**Supplied records**
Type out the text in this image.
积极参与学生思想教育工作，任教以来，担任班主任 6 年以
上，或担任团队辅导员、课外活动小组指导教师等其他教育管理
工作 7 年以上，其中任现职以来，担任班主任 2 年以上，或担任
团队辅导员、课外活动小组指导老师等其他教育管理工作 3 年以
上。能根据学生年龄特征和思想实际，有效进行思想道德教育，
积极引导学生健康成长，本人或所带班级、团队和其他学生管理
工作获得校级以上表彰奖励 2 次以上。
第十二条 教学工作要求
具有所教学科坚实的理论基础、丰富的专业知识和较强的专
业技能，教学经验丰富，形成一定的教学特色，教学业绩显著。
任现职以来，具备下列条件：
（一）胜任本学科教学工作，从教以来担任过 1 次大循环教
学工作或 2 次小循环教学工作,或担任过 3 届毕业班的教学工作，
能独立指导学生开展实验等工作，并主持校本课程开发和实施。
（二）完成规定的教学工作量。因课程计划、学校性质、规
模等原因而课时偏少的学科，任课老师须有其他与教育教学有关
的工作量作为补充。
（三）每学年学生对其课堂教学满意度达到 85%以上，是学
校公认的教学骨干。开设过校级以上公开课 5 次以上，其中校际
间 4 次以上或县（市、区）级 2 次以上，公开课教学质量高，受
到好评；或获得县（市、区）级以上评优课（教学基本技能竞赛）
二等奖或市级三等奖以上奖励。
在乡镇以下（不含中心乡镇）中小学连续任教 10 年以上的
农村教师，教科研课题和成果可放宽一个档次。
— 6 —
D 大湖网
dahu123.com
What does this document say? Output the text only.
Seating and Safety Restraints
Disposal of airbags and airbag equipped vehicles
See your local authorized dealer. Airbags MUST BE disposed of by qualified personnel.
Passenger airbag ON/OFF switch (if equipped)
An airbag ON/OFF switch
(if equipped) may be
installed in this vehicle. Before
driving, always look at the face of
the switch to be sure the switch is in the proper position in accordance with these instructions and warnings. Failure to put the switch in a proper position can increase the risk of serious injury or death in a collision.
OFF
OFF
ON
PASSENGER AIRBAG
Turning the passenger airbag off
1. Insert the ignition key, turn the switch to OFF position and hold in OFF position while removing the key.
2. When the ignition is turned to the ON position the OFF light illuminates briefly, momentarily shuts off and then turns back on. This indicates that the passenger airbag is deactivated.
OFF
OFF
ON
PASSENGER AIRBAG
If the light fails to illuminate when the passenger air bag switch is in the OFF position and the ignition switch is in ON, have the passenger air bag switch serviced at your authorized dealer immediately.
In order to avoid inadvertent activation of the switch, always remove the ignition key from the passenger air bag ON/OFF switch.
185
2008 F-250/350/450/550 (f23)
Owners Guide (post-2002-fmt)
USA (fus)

**Required task**
Repeat every record, keeping each word and mark exactly as it is.

**Written answer**
Type out the text in this image.
积极参与学生思想教育工作，任教以来，担任班主任 6 年以
上，或担任团队辅导员、课外活动小组指导教师等其他教育管理
工作 7 年以上，其中任现职以来，担任班主任 2 年以上，或担任
团队辅导员、课外活动小组指导老师等其他教育管理工作 3 年以
上。能根据学生年龄特征和思想实际，有效进行思想道德教育，
积极引导学生健康成长，本人或所带班级、团队和其他学生管理
工作获得校级以上表彰奖励 2 次以上。
第十二条 教学工作要求
具有所教学科坚实的理论基础、丰富的专业知识和较强的专
业技能，教学经验丰富，形成一定的教学特色，教学业绩显著。
任现职以来，具备下列条件：
（一）胜任本学科教学工作，从教以来担任过 1 次大循环教
学工作或 2 次小循环教学工作,或担任过 3 届毕业班的教学工作，
能独立指导学生开展实验等工作，并主持校本课程开发和实施。
（二）完成规定的教学工作量。因课程计划、学校性质、规
模等原因而课时偏少的学科，任课老师须有其他与教育教学有关
的工作量作为补充。
（三）每学年学生对其课堂教学满意度达到 85%以上，是学
校公认的教学骨干。开设过校级以上公开课 5 次以上，其中校际
间 4 次以上或县（市、区）级 2 次以上，公开课教学质量高，受
到好评；或获得县（市、区）级以上评优课（教学基本技能竞赛）
二等奖或市级三等奖以上奖励。
在乡镇以下（不含中心乡镇）中小学连续任教 10 年以上的
农村教师，教科研课题和成果可放宽一个档次。
— 6 —
D 大湖网
dahu123.com
What does this document say? Output the text only.
Seating and Safety Restraints
Disposal of airbags and airbag equipped vehicles
See your local authorized dealer. Airbags MUST BE disposed of by qualified personnel.
Passenger airbag ON/OFF switch (if equipped)
An airbag ON/OFF switch
(if equipped) may be
installed in this vehicle. Before
driving, always look at the face of
the switch to be sure the switch is in the proper position in accordance with these instructions and warnings. Failure to put the switch in a proper position can increase the risk of serious injury or death in a collision.
OFF
OFF
ON
PASSENGER AIRBAG
Turning the passenger airbag off
1. Insert the ignition key, turn the switch to OFF position and hold in OFF position while removing the key.
2. When the ignition is turned to the ON position the OFF light illuminates briefly, momentarily shuts off and then turns back on. This indicates that the passenger airbag is deactivated.
OFF
OFF
ON
PASSENGER AIRBAG
If the light fails to illuminate when the passenger air bag switch is in the OFF position and the ignition switch is in ON, have the passenger air bag switch serviced at your authorized dealer immediately.
In order to avoid inadvertent activation of the switch, always remove the ignition key from the passenger air bag ON/OFF switch.
185
2008 F-250/350/450/550 (f23)
Owners Guide (post-2002-fmt)
USA (fus)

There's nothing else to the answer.